Every line of the data that contains the string "game" must be copied.

((

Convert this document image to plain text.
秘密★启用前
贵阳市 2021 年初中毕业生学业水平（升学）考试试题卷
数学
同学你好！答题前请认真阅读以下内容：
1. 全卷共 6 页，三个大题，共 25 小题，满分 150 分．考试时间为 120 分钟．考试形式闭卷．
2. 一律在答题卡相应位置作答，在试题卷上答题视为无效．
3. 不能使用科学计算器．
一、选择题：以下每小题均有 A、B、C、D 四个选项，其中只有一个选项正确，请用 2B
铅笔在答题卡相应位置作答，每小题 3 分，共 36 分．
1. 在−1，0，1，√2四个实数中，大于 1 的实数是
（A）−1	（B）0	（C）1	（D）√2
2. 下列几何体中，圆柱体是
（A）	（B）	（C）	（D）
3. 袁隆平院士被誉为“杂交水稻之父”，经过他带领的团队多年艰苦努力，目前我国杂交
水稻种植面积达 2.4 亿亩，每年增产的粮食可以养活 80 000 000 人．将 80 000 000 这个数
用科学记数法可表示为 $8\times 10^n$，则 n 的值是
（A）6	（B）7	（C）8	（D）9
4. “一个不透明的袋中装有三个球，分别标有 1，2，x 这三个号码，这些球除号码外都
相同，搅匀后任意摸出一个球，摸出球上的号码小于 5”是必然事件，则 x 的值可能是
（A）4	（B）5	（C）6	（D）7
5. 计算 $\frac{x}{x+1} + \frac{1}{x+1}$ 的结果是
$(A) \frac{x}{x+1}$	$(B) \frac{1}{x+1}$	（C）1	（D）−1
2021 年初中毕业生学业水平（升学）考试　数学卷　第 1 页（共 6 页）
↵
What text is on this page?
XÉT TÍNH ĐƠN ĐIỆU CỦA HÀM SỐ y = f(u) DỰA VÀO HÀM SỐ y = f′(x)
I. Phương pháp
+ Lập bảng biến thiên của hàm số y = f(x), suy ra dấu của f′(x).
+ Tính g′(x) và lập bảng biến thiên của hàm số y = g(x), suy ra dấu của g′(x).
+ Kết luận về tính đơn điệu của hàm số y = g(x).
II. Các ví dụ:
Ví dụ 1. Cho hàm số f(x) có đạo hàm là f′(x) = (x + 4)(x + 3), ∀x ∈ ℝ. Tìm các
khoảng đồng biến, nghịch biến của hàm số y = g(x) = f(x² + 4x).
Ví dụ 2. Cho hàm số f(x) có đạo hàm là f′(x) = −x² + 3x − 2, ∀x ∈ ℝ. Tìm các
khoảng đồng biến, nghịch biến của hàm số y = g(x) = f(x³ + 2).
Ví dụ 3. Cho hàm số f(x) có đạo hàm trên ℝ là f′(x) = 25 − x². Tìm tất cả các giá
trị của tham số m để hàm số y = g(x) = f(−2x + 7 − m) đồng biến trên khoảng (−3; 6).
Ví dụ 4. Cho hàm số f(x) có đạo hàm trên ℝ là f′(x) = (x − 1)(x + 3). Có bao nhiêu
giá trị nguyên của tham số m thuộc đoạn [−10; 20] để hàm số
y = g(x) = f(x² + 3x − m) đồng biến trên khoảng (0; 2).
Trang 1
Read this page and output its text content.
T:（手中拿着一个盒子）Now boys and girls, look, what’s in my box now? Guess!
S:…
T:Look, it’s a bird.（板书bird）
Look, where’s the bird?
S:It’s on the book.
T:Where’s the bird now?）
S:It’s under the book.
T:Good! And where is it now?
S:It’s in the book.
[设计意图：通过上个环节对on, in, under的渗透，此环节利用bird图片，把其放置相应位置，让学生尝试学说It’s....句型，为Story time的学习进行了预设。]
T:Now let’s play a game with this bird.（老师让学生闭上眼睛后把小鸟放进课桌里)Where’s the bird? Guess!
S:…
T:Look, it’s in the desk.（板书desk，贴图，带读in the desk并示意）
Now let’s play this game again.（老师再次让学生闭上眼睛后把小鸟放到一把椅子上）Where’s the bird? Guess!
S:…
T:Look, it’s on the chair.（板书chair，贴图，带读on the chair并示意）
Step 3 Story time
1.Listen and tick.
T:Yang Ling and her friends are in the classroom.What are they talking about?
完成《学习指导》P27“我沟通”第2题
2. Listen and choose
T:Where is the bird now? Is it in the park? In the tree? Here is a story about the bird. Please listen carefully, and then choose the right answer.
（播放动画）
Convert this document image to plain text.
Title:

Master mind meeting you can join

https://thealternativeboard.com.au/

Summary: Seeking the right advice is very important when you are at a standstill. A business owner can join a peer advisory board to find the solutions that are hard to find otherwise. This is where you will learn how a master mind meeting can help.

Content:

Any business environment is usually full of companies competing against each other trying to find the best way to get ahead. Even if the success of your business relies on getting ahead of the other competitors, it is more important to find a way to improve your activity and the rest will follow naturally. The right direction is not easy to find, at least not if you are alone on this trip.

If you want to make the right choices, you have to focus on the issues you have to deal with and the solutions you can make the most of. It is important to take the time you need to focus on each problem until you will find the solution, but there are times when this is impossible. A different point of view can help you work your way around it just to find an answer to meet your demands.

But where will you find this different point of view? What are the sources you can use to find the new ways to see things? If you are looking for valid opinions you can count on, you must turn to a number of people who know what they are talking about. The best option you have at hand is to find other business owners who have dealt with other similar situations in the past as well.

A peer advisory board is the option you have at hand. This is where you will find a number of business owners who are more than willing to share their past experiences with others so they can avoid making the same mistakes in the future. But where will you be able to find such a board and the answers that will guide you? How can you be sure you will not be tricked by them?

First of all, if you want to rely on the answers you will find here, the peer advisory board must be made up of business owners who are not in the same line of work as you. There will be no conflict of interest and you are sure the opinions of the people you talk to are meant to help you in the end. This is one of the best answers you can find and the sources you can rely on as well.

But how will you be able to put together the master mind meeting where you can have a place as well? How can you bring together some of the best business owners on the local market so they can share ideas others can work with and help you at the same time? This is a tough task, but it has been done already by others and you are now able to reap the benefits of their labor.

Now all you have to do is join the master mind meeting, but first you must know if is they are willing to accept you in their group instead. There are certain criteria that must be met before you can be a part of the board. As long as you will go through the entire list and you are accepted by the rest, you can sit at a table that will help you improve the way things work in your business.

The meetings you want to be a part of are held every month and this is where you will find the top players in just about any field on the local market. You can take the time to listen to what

))

#### [WRITTEN SOLUTION]
T:Now let’s play a game with this bird.（老师让学生闭上眼睛后把小鸟放进课桌里)Where’s the bird? Guess!
Now let’s play this game again.（老师再次让学生闭上眼睛后把小鸟放到一把椅子上）Where’s the bird? Guess!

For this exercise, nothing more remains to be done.